--- Begin INFORMATION SUPPLIED ---
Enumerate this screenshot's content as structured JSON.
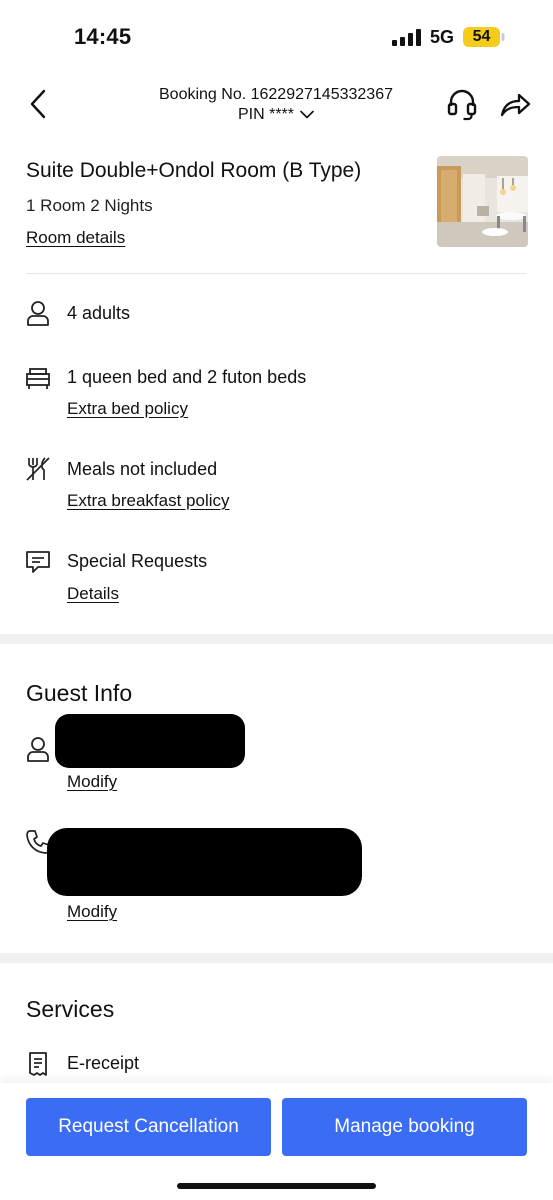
{
  "status_bar": {
    "time": "14:45",
    "network": "5G",
    "battery": "54",
    "battery_color": "#f5cc1a"
  },
  "header": {
    "booking_number": "Booking No. 1622927145332367",
    "pin": "PIN ****",
    "back_icon": "chevron-left-icon",
    "support_icon": "headset-icon",
    "share_icon": "share-arrow-icon"
  },
  "room": {
    "title": "Suite Double+Ondol Room (B Type)",
    "summary": "1 Room 2 Nights",
    "details_link": "Room details"
  },
  "features": [
    {
      "icon": "person-icon",
      "text": "4 adults"
    },
    {
      "icon": "bed-icon",
      "text": "1 queen bed and 2 futon beds",
      "link": "Extra bed policy"
    },
    {
      "icon": "no-meal-icon",
      "text": "Meals not included",
      "link": "Extra breakfast policy"
    },
    {
      "icon": "message-icon",
      "text": "Special Requests",
      "link": "Details"
    }
  ],
  "guest_info": {
    "title": "Guest Info",
    "name_modify": "Modify",
    "phone_modify": "Modify"
  },
  "services": {
    "title": "Services",
    "items": [
      {
        "icon": "receipt-icon",
        "label": "E-receipt"
      }
    ]
  },
  "actions": {
    "cancel": "Request Cancellation",
    "manage": "Manage booking",
    "accent_color": "#3a6cf4"
  }
}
--- End INFORMATION SUPPLIED ---
## WORK TO DO
Transcribe all of the records above character for character. Exclude the pictures.

## RESPONSE TO THIS EXERCISE
Enumerate this screenshot's content as structured JSON.
{
  "status_bar": {
    "time": "14:45",
    "network": "5G",
    "battery": "54",
    "battery_color": "#f5cc1a"
  },
  "header": {
    "booking_number": "Booking No. 1622927145332367",
    "pin": "PIN ****",
    "back_icon": "chevron-left-icon",
    "support_icon": "headset-icon",
    "share_icon": "share-arrow-icon"
  },
  "room": {
    "title": "Suite Double+Ondol Room (B Type)",
    "summary": "1 Room 2 Nights",
    "details_link": "Room details"
  },
  "features": [
    {
      "icon": "person-icon",
      "text": "4 adults"
    },
    {
      "icon": "bed-icon",
      "text": "1 queen bed and 2 futon beds",
      "link": "Extra bed policy"
    },
    {
      "icon": "no-meal-icon",
      "text": "Meals not included",
      "link": "Extra breakfast policy"
    },
    {
      "icon": "message-icon",
      "text": "Special Requests",
      "link": "Details"
    }
  ],
  "guest_info": {
    "title": "Guest Info",
    "name_modify": "Modify",
    "phone_modify": "Modify"
  },
  "services": {
    "title": "Services",
    "items": [
      {
        "icon": "receipt-icon",
        "label": "E-receipt"
      }
    ]
  },
  "actions": {
    "cancel": "Request Cancellation",
    "manage": "Manage booking",
    "accent_color": "#3a6cf4"
  }
}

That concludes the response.